• What is being asked
Repeat the whole listing exactly as written.

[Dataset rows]

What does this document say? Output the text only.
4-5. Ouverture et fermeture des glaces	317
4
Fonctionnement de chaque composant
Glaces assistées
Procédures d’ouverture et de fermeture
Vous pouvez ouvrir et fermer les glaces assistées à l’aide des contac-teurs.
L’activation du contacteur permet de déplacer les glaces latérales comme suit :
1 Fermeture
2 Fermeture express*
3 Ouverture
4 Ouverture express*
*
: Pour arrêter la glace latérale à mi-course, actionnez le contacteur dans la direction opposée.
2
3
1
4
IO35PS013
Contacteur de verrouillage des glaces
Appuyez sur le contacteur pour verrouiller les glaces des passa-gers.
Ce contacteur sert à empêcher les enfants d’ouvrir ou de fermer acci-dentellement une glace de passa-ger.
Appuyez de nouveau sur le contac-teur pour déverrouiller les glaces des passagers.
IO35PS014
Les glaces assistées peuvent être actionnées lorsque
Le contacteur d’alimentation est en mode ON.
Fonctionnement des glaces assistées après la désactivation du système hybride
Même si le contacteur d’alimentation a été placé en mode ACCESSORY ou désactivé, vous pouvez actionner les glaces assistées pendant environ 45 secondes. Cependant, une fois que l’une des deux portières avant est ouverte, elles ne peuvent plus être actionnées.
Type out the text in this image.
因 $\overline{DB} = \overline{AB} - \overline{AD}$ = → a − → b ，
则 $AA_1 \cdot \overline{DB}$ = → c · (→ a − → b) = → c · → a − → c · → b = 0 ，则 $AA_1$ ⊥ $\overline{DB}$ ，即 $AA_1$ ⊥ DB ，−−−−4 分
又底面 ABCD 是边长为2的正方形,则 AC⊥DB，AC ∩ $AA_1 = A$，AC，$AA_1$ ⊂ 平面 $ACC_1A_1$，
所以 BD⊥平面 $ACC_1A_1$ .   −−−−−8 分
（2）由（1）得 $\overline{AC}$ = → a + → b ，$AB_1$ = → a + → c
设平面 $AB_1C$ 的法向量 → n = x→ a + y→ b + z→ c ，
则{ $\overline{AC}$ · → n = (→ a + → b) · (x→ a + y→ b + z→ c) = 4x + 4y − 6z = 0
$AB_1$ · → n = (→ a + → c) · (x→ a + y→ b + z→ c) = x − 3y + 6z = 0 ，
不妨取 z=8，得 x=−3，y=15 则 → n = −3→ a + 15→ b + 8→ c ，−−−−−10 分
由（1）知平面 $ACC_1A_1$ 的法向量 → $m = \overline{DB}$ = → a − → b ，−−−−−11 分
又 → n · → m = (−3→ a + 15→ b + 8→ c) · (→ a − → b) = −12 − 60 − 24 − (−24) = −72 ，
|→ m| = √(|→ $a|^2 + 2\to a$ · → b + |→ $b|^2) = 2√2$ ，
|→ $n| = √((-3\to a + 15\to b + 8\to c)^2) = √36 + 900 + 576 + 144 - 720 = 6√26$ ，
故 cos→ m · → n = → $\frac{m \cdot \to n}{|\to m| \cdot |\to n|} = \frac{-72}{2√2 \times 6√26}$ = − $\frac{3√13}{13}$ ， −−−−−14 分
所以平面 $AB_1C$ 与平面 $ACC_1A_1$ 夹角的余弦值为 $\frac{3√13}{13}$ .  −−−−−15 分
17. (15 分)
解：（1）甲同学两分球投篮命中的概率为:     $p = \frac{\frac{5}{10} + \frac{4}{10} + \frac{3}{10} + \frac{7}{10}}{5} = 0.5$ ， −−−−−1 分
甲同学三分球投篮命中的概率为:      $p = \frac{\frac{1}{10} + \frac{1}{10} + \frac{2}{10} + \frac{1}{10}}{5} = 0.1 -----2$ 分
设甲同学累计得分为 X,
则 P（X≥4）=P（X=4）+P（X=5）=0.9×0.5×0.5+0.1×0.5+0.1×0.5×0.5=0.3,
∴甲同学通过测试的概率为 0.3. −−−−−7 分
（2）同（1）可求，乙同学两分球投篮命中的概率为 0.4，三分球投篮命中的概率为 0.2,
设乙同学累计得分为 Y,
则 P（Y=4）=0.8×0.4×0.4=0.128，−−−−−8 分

• The result
What does this document say? Output the text only.
4-5. Ouverture et fermeture des glaces	317
4
Fonctionnement de chaque composant
Glaces assistées
Procédures d’ouverture et de fermeture
Vous pouvez ouvrir et fermer les glaces assistées à l’aide des contac-teurs.
L’activation du contacteur permet de déplacer les glaces latérales comme suit :
1 Fermeture
2 Fermeture express*
3 Ouverture
4 Ouverture express*
*
: Pour arrêter la glace latérale à mi-course, actionnez le contacteur dans la direction opposée.
2
3
1
4
IO35PS013
Contacteur de verrouillage des glaces
Appuyez sur le contacteur pour verrouiller les glaces des passa-gers.
Ce contacteur sert à empêcher les enfants d’ouvrir ou de fermer acci-dentellement une glace de passa-ger.
Appuyez de nouveau sur le contac-teur pour déverrouiller les glaces des passagers.
IO35PS014
Les glaces assistées peuvent être actionnées lorsque
Le contacteur d’alimentation est en mode ON.
Fonctionnement des glaces assistées après la désactivation du système hybride
Même si le contacteur d’alimentation a été placé en mode ACCESSORY ou désactivé, vous pouvez actionner les glaces assistées pendant environ 45 secondes. Cependant, une fois que l’une des deux portières avant est ouverte, elles ne peuvent plus être actionnées.
Type out the text in this image.
因 $\overline{DB} = \overline{AB} - \overline{AD}$ = → a − → b ，
则 $AA_1 \cdot \overline{DB}$ = → c · (→ a − → b) = → c · → a − → c · → b = 0 ，则 $AA_1$ ⊥ $\overline{DB}$ ，即 $AA_1$ ⊥ DB ，−−−−4 分
又底面 ABCD 是边长为2的正方形,则 AC⊥DB，AC ∩ $AA_1 = A$，AC，$AA_1$ ⊂ 平面 $ACC_1A_1$，
所以 BD⊥平面 $ACC_1A_1$ .   −−−−−8 分
（2）由（1）得 $\overline{AC}$ = → a + → b ，$AB_1$ = → a + → c
设平面 $AB_1C$ 的法向量 → n = x→ a + y→ b + z→ c ，
则{ $\overline{AC}$ · → n = (→ a + → b) · (x→ a + y→ b + z→ c) = 4x + 4y − 6z = 0
$AB_1$ · → n = (→ a + → c) · (x→ a + y→ b + z→ c) = x − 3y + 6z = 0 ，
不妨取 z=8，得 x=−3，y=15 则 → n = −3→ a + 15→ b + 8→ c ，−−−−−10 分
由（1）知平面 $ACC_1A_1$ 的法向量 → $m = \overline{DB}$ = → a − → b ，−−−−−11 分
又 → n · → m = (−3→ a + 15→ b + 8→ c) · (→ a − → b) = −12 − 60 − 24 − (−24) = −72 ，
|→ m| = √(|→ $a|^2 + 2\to a$ · → b + |→ $b|^2) = 2√2$ ，
|→ $n| = √((-3\to a + 15\to b + 8\to c)^2) = √36 + 900 + 576 + 144 - 720 = 6√26$ ，
故 cos→ m · → n = → $\frac{m \cdot \to n}{|\to m| \cdot |\to n|} = \frac{-72}{2√2 \times 6√26}$ = − $\frac{3√13}{13}$ ， −−−−−14 分
所以平面 $AB_1C$ 与平面 $ACC_1A_1$ 夹角的余弦值为 $\frac{3√13}{13}$ .  −−−−−15 分
17. (15 分)
解：（1）甲同学两分球投篮命中的概率为:     $p = \frac{\frac{5}{10} + \frac{4}{10} + \frac{3}{10} + \frac{7}{10}}{5} = 0.5$ ， −−−−−1 分
甲同学三分球投篮命中的概率为:      $p = \frac{\frac{1}{10} + \frac{1}{10} + \frac{2}{10} + \frac{1}{10}}{5} = 0.1 -----2$ 分
设甲同学累计得分为 X,
则 P（X≥4）=P（X=4）+P（X=5）=0.9×0.5×0.5+0.1×0.5+0.1×0.5×0.5=0.3,
∴甲同学通过测试的概率为 0.3. −−−−−7 分
（2）同（1）可求，乙同学两分球投篮命中的概率为 0.4，三分球投篮命中的概率为 0.2,
设乙同学累计得分为 Y,
则 P（Y=4）=0.8×0.4×0.4=0.128，−−−−−8 分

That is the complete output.